▶ [REQUIREMENT]: Copy out every line of the data below without changing anything.

** Start of WORKING DATA **

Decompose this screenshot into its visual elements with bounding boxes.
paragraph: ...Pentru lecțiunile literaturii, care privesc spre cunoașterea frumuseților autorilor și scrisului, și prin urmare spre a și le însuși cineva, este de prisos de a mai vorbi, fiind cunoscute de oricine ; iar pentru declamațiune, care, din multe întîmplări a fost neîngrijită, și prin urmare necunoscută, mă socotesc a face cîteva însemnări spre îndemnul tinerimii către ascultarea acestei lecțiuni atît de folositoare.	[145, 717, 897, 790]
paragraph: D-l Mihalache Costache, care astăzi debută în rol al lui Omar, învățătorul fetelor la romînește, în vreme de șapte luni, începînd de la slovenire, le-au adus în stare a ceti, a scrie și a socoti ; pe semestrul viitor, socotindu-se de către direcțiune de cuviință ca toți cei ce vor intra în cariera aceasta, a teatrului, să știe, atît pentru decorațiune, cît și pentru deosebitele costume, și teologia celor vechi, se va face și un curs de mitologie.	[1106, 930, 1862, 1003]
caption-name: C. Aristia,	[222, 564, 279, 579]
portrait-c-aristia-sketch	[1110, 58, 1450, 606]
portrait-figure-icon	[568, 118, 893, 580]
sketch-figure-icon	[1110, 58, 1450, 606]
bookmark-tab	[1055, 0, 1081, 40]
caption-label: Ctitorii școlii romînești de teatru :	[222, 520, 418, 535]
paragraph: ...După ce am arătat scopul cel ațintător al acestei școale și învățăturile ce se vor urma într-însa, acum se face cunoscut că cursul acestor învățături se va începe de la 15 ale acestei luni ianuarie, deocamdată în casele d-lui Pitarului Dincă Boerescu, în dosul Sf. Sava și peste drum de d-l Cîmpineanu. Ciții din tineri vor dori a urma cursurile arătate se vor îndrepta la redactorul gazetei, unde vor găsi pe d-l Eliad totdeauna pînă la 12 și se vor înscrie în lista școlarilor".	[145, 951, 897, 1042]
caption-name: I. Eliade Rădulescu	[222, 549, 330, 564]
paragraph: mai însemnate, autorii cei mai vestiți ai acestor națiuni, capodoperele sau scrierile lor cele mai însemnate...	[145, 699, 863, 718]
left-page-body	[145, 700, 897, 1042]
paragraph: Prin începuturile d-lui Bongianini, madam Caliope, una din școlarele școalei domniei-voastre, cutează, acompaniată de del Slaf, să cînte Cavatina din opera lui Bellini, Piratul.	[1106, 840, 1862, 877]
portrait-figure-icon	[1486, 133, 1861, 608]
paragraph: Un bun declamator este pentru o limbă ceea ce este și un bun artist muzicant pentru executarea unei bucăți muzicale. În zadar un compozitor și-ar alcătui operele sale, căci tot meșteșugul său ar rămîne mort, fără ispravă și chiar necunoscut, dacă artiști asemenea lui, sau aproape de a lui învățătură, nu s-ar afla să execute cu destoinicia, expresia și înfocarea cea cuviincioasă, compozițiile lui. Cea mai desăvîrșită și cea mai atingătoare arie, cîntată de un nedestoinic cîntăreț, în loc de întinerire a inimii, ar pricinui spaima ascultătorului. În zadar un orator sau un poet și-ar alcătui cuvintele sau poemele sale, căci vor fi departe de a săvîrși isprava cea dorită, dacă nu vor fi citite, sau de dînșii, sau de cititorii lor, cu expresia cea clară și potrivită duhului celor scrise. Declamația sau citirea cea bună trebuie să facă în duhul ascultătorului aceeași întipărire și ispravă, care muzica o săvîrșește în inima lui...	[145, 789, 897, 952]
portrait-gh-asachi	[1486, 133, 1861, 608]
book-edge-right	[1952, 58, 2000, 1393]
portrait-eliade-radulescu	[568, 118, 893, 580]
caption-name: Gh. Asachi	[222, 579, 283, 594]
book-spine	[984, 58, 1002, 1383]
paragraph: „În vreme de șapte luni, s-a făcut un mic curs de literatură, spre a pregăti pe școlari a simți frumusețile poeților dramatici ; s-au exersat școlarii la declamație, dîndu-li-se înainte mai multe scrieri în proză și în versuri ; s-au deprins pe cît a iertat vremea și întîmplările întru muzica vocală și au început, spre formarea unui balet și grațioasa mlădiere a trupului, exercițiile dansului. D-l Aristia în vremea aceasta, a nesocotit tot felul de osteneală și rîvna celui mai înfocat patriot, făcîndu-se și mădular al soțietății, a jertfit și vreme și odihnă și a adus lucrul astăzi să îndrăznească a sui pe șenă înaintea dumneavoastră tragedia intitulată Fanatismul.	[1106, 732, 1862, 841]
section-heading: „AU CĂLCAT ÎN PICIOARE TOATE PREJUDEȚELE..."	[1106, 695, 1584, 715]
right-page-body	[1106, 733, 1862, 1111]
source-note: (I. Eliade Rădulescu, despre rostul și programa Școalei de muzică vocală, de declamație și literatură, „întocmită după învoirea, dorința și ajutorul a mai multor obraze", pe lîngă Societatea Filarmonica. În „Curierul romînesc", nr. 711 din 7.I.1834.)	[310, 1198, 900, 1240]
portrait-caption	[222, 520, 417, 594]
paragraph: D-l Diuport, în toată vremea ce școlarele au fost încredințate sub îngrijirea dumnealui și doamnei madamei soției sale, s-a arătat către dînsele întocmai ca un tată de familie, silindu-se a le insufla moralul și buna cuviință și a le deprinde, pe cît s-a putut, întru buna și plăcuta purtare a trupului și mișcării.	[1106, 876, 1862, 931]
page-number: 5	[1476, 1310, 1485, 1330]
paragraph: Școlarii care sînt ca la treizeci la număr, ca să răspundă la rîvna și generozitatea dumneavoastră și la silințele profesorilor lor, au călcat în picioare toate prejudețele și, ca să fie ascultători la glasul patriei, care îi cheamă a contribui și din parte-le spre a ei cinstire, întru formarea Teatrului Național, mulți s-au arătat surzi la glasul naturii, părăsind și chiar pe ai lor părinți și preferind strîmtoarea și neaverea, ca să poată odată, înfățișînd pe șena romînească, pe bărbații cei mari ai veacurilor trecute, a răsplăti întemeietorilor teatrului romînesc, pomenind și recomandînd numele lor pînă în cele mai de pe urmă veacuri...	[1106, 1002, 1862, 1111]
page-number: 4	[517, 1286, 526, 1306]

** End of WORKING DATA **

▶ [EXERCISE RESULT]:
Decompose this screenshot into its visual elements with bounding boxes.
paragraph: ...Pentru lecțiunile literaturii, care privesc spre cunoașterea frumuseților autorilor și scrisului, și prin urmare spre a și le însuși cineva, este de prisos de a mai vorbi, fiind cunoscute de oricine ; iar pentru declamațiune, care, din multe întîmplări a fost neîngrijită, și prin urmare necunoscută, mă socotesc a face cîteva însemnări spre îndemnul tinerimii către ascultarea acestei lecțiuni atît de folositoare.	[145, 717, 897, 790]
paragraph: D-l Mihalache Costache, care astăzi debută în rol al lui Omar, învățătorul fetelor la romînește, în vreme de șapte luni, începînd de la slovenire, le-au adus în stare a ceti, a scrie și a socoti ; pe semestrul viitor, socotindu-se de către direcțiune de cuviință ca toți cei ce vor intra în cariera aceasta, a teatrului, să știe, atît pentru decorațiune, cît și pentru deosebitele costume, și teologia celor vechi, se va face și un curs de mitologie.	[1106, 930, 1862, 1003]
caption-name: C. Aristia,	[222, 564, 279, 579]
portrait-c-aristia-sketch	[1110, 58, 1450, 606]
portrait-figure-icon	[568, 118, 893, 580]
sketch-figure-icon	[1110, 58, 1450, 606]
bookmark-tab	[1055, 0, 1081, 40]
caption-label: Ctitorii școlii romînești de teatru :	[222, 520, 418, 535]
paragraph: ...După ce am arătat scopul cel ațintător al acestei școale și învățăturile ce se vor urma într-însa, acum se face cunoscut că cursul acestor învățături se va începe de la 15 ale acestei luni ianuarie, deocamdată în casele d-lui Pitarului Dincă Boerescu, în dosul Sf. Sava și peste drum de d-l Cîmpineanu. Ciții din tineri vor dori a urma cursurile arătate se vor îndrepta la redactorul gazetei, unde vor găsi pe d-l Eliad totdeauna pînă la 12 și se vor înscrie în lista școlarilor".	[145, 951, 897, 1042]
caption-name: I. Eliade Rădulescu	[222, 549, 330, 564]
paragraph: mai însemnate, autorii cei mai vestiți ai acestor națiuni, capodoperele sau scrierile lor cele mai însemnate...	[145, 699, 863, 718]
left-page-body	[145, 700, 897, 1042]
paragraph: Prin începuturile d-lui Bongianini, madam Caliope, una din școlarele școalei domniei-voastre, cutează, acompaniată de del Slaf, să cînte Cavatina din opera lui Bellini, Piratul.	[1106, 840, 1862, 877]
portrait-figure-icon	[1486, 133, 1861, 608]
paragraph: Un bun declamator este pentru o limbă ceea ce este și un bun artist muzicant pentru executarea unei bucăți muzicale. În zadar un compozitor și-ar alcătui operele sale, căci tot meșteșugul său ar rămîne mort, fără ispravă și chiar necunoscut, dacă artiști asemenea lui, sau aproape de a lui învățătură, nu s-ar afla să execute cu destoinicia, expresia și înfocarea cea cuviincioasă, compozițiile lui. Cea mai desăvîrșită și cea mai atingătoare arie, cîntată de un nedestoinic cîntăreț, în loc de întinerire a inimii, ar pricinui spaima ascultătorului. În zadar un orator sau un poet și-ar alcătui cuvintele sau poemele sale, căci vor fi departe de a săvîrși isprava cea dorită, dacă nu vor fi citite, sau de dînșii, sau de cititorii lor, cu expresia cea clară și potrivită duhului celor scrise. Declamația sau citirea cea bună trebuie să facă în duhul ascultătorului aceeași întipărire și ispravă, care muzica o săvîrșește în inima lui...	[145, 789, 897, 952]
portrait-gh-asachi	[1486, 133, 1861, 608]
book-edge-right	[1952, 58, 2000, 1393]
portrait-eliade-radulescu	[568, 118, 893, 580]
caption-name: Gh. Asachi	[222, 579, 283, 594]
book-spine	[984, 58, 1002, 1383]
paragraph: „În vreme de șapte luni, s-a făcut un mic curs de literatură, spre a pregăti pe școlari a simți frumusețile poeților dramatici ; s-au exersat școlarii la declamație, dîndu-li-se înainte mai multe scrieri în proză și în versuri ; s-au deprins pe cît a iertat vremea și întîmplările întru muzica vocală și au început, spre formarea unui balet și grațioasa mlădiere a trupului, exercițiile dansului. D-l Aristia în vremea aceasta, a nesocotit tot felul de osteneală și rîvna celui mai înfocat patriot, făcîndu-se și mădular al soțietății, a jertfit și vreme și odihnă și a adus lucrul astăzi să îndrăznească a sui pe șenă înaintea dumneavoastră tragedia intitulată Fanatismul.	[1106, 732, 1862, 841]
section-heading: „AU CĂLCAT ÎN PICIOARE TOATE PREJUDEȚELE..."	[1106, 695, 1584, 715]
right-page-body	[1106, 733, 1862, 1111]
source-note: (I. Eliade Rădulescu, despre rostul și programa Școalei de muzică vocală, de declamație și literatură, „întocmită după învoirea, dorința și ajutorul a mai multor obraze", pe lîngă Societatea Filarmonica. În „Curierul romînesc", nr. 711 din 7.I.1834.)	[310, 1198, 900, 1240]
portrait-caption	[222, 520, 417, 594]
paragraph: D-l Diuport, în toată vremea ce școlarele au fost încredințate sub îngrijirea dumnealui și doamnei madamei soției sale, s-a arătat către dînsele întocmai ca un tată de familie, silindu-se a le insufla moralul și buna cuviință și a le deprinde, pe cît s-a putut, întru buna și plăcuta purtare a trupului și mișcării.	[1106, 876, 1862, 931]
page-number: 5	[1476, 1310, 1485, 1330]
paragraph: Școlarii care sînt ca la treizeci la număr, ca să răspundă la rîvna și generozitatea dumneavoastră și la silințele profesorilor lor, au călcat în picioare toate prejudețele și, ca să fie ascultători la glasul patriei, care îi cheamă a contribui și din parte-le spre a ei cinstire, întru formarea Teatrului Național, mulți s-au arătat surzi la glasul naturii, părăsind și chiar pe ai lor părinți și preferind strîmtoarea și neaverea, ca să poată odată, înfățișînd pe șena romînească, pe bărbații cei mari ai veacurilor trecute, a răsplăti întemeietorilor teatrului romînesc, pomenind și recomandînd numele lor pînă în cele mai de pe urmă veacuri...	[1106, 1002, 1862, 1111]
page-number: 4	[517, 1286, 526, 1306]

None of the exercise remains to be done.